• **Task prompt**
Transcribe every line of the records verbatim.

(Records from a data source)

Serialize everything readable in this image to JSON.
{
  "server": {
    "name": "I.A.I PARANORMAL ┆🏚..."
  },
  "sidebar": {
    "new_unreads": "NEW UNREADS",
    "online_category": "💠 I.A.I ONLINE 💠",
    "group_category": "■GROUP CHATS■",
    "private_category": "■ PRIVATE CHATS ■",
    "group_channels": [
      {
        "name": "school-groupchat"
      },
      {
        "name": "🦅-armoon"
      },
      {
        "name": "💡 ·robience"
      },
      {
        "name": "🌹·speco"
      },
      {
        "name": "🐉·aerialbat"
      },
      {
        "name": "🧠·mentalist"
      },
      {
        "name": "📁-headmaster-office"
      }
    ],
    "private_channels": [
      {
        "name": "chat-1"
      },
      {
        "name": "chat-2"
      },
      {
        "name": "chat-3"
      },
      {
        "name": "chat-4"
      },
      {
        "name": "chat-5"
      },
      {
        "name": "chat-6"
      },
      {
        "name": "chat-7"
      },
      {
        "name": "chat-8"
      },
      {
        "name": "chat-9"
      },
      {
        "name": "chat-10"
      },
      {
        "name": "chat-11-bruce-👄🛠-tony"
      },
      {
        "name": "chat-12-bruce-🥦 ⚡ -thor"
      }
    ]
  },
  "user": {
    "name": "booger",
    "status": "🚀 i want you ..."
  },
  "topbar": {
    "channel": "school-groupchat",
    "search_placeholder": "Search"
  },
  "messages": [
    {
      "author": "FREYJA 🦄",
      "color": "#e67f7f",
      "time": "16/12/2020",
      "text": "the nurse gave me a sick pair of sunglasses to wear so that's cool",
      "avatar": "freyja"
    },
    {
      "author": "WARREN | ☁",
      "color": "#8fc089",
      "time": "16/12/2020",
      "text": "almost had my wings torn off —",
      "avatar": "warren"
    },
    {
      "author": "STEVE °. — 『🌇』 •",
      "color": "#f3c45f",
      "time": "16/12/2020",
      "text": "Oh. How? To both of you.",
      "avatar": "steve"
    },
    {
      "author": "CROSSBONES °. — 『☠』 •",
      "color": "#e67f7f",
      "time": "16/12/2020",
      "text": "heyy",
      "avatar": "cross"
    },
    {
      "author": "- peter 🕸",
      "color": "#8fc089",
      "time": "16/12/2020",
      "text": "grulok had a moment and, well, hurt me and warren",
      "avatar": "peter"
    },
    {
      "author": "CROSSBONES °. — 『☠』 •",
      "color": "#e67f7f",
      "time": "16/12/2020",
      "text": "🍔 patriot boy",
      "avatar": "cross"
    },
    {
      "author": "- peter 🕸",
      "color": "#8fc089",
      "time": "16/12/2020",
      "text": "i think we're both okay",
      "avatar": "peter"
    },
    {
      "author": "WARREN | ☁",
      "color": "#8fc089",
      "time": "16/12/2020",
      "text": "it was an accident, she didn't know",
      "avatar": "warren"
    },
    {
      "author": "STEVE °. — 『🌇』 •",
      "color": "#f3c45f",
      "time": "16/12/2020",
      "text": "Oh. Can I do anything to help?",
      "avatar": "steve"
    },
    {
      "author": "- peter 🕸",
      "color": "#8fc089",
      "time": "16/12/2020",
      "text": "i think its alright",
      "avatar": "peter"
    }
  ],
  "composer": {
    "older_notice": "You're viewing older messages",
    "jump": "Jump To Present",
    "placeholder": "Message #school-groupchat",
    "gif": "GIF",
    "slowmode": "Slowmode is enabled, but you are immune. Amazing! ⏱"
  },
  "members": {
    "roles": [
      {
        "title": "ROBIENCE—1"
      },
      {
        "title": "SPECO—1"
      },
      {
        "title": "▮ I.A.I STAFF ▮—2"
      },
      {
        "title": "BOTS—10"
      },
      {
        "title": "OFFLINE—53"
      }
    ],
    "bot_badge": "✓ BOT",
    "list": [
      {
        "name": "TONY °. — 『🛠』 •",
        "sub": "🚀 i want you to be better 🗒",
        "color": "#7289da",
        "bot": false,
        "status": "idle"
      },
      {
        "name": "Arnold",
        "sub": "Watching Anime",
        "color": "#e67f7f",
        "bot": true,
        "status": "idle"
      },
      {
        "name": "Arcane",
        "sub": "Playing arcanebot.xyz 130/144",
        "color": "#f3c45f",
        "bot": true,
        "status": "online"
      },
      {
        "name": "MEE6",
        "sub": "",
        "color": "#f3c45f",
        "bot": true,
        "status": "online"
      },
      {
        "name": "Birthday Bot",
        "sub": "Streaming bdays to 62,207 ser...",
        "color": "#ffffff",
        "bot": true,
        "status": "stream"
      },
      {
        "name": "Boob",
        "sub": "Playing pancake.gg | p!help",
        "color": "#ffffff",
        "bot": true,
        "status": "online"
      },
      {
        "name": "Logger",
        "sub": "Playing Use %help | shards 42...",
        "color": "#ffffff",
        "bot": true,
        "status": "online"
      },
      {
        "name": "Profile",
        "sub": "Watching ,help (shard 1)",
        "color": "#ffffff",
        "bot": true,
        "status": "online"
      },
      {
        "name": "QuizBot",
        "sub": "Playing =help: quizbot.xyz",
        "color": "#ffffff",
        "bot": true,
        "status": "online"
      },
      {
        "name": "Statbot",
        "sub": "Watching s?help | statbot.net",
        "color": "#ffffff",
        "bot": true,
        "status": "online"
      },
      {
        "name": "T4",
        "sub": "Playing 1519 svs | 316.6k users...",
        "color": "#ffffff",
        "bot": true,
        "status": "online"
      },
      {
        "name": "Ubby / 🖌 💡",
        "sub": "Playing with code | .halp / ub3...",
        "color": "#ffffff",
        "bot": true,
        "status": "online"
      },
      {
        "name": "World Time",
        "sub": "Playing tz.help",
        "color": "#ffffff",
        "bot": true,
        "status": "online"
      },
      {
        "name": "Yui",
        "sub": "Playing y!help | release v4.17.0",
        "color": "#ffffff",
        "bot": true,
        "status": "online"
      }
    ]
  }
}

• **Written solution**
Serialize everything readable in this image to JSON.
{
  "server": {
    "name": "I.A.I PARANORMAL ┆🏚..."
  },
  "sidebar": {
    "new_unreads": "NEW UNREADS",
    "online_category": "💠 I.A.I ONLINE 💠",
    "group_category": "■GROUP CHATS■",
    "private_category": "■ PRIVATE CHATS ■",
    "group_channels": [
      {
        "name": "school-groupchat"
      },
      {
        "name": "🦅-armoon"
      },
      {
        "name": "💡 ·robience"
      },
      {
        "name": "🌹·speco"
      },
      {
        "name": "🐉·aerialbat"
      },
      {
        "name": "🧠·mentalist"
      },
      {
        "name": "📁-headmaster-office"
      }
    ],
    "private_channels": [
      {
        "name": "chat-1"
      },
      {
        "name": "chat-2"
      },
      {
        "name": "chat-3"
      },
      {
        "name": "chat-4"
      },
      {
        "name": "chat-5"
      },
      {
        "name": "chat-6"
      },
      {
        "name": "chat-7"
      },
      {
        "name": "chat-8"
      },
      {
        "name": "chat-9"
      },
      {
        "name": "chat-10"
      },
      {
        "name": "chat-11-bruce-👄🛠-tony"
      },
      {
        "name": "chat-12-bruce-🥦 ⚡ -thor"
      }
    ]
  },
  "user": {
    "name": "booger",
    "status": "🚀 i want you ..."
  },
  "topbar": {
    "channel": "school-groupchat",
    "search_placeholder": "Search"
  },
  "messages": [
    {
      "author": "FREYJA 🦄",
      "color": "#e67f7f",
      "time": "16/12/2020",
      "text": "the nurse gave me a sick pair of sunglasses to wear so that's cool",
      "avatar": "freyja"
    },
    {
      "author": "WARREN | ☁",
      "color": "#8fc089",
      "time": "16/12/2020",
      "text": "almost had my wings torn off —",
      "avatar": "warren"
    },
    {
      "author": "STEVE °. — 『🌇』 •",
      "color": "#f3c45f",
      "time": "16/12/2020",
      "text": "Oh. How? To both of you.",
      "avatar": "steve"
    },
    {
      "author": "CROSSBONES °. — 『☠』 •",
      "color": "#e67f7f",
      "time": "16/12/2020",
      "text": "heyy",
      "avatar": "cross"
    },
    {
      "author": "- peter 🕸",
      "color": "#8fc089",
      "time": "16/12/2020",
      "text": "grulok had a moment and, well, hurt me and warren",
      "avatar": "peter"
    },
    {
      "author": "CROSSBONES °. — 『☠』 •",
      "color": "#e67f7f",
      "time": "16/12/2020",
      "text": "🍔 patriot boy",
      "avatar": "cross"
    },
    {
      "author": "- peter 🕸",
      "color": "#8fc089",
      "time": "16/12/2020",
      "text": "i think we're both okay",
      "avatar": "peter"
    },
    {
      "author": "WARREN | ☁",
      "color": "#8fc089",
      "time": "16/12/2020",
      "text": "it was an accident, she didn't know",
      "avatar": "warren"
    },
    {
      "author": "STEVE °. — 『🌇』 •",
      "color": "#f3c45f",
      "time": "16/12/2020",
      "text": "Oh. Can I do anything to help?",
      "avatar": "steve"
    },
    {
      "author": "- peter 🕸",
      "color": "#8fc089",
      "time": "16/12/2020",
      "text": "i think its alright",
      "avatar": "peter"
    }
  ],
  "composer": {
    "older_notice": "You're viewing older messages",
    "jump": "Jump To Present",
    "placeholder": "Message #school-groupchat",
    "gif": "GIF",
    "slowmode": "Slowmode is enabled, but you are immune. Amazing! ⏱"
  },
  "members": {
    "roles": [
      {
        "title": "ROBIENCE—1"
      },
      {
        "title": "SPECO—1"
      },
      {
        "title": "▮ I.A.I STAFF ▮—2"
      },
      {
        "title": "BOTS—10"
      },
      {
        "title": "OFFLINE—53"
      }
    ],
    "bot_badge": "✓ BOT",
    "list": [
      {
        "name": "TONY °. — 『🛠』 •",
        "sub": "🚀 i want you to be better 🗒",
        "color": "#7289da",
        "bot": false,
        "status": "idle"
      },
      {
        "name": "Arnold",
        "sub": "Watching Anime",
        "color": "#e67f7f",
        "bot": true,
        "status": "idle"
      },
      {
        "name": "Arcane",
        "sub": "Playing arcanebot.xyz 130/144",
        "color": "#f3c45f",
        "bot": true,
        "status": "online"
      },
      {
        "name": "MEE6",
        "sub": "",
        "color": "#f3c45f",
        "bot": true,
        "status": "online"
      },
      {
        "name": "Birthday Bot",
        "sub": "Streaming bdays to 62,207 ser...",
        "color": "#ffffff",
        "bot": true,
        "status": "stream"
      },
      {
        "name": "Boob",
        "sub": "Playing pancake.gg | p!help",
        "color": "#ffffff",
        "bot": true,
        "status": "online"
      },
      {
        "name": "Logger",
        "sub": "Playing Use %help | shards 42...",
        "color": "#ffffff",
        "bot": true,
        "status": "online"
      },
      {
        "name": "Profile",
        "sub": "Watching ,help (shard 1)",
        "color": "#ffffff",
        "bot": true,
        "status": "online"
      },
      {
        "name": "QuizBot",
        "sub": "Playing =help: quizbot.xyz",
        "color": "#ffffff",
        "bot": true,
        "status": "online"
      },
      {
        "name": "Statbot",
        "sub": "Watching s?help | statbot.net",
        "color": "#ffffff",
        "bot": true,
        "status": "online"
      },
      {
        "name": "T4",
        "sub": "Playing 1519 svs | 316.6k users...",
        "color": "#ffffff",
        "bot": true,
        "status": "online"
      },
      {
        "name": "Ubby / 🖌 💡",
        "sub": "Playing with code | .halp / ub3...",
        "color": "#ffffff",
        "bot": true,
        "status": "online"
      },
      {
        "name": "World Time",
        "sub": "Playing tz.help",
        "color": "#ffffff",
        "bot": true,
        "status": "online"
      },
      {
        "name": "Yui",
        "sub": "Playing y!help | release v4.17.0",
        "color": "#ffffff",
        "bot": true,
        "status": "online"
      }
    ]
  }
}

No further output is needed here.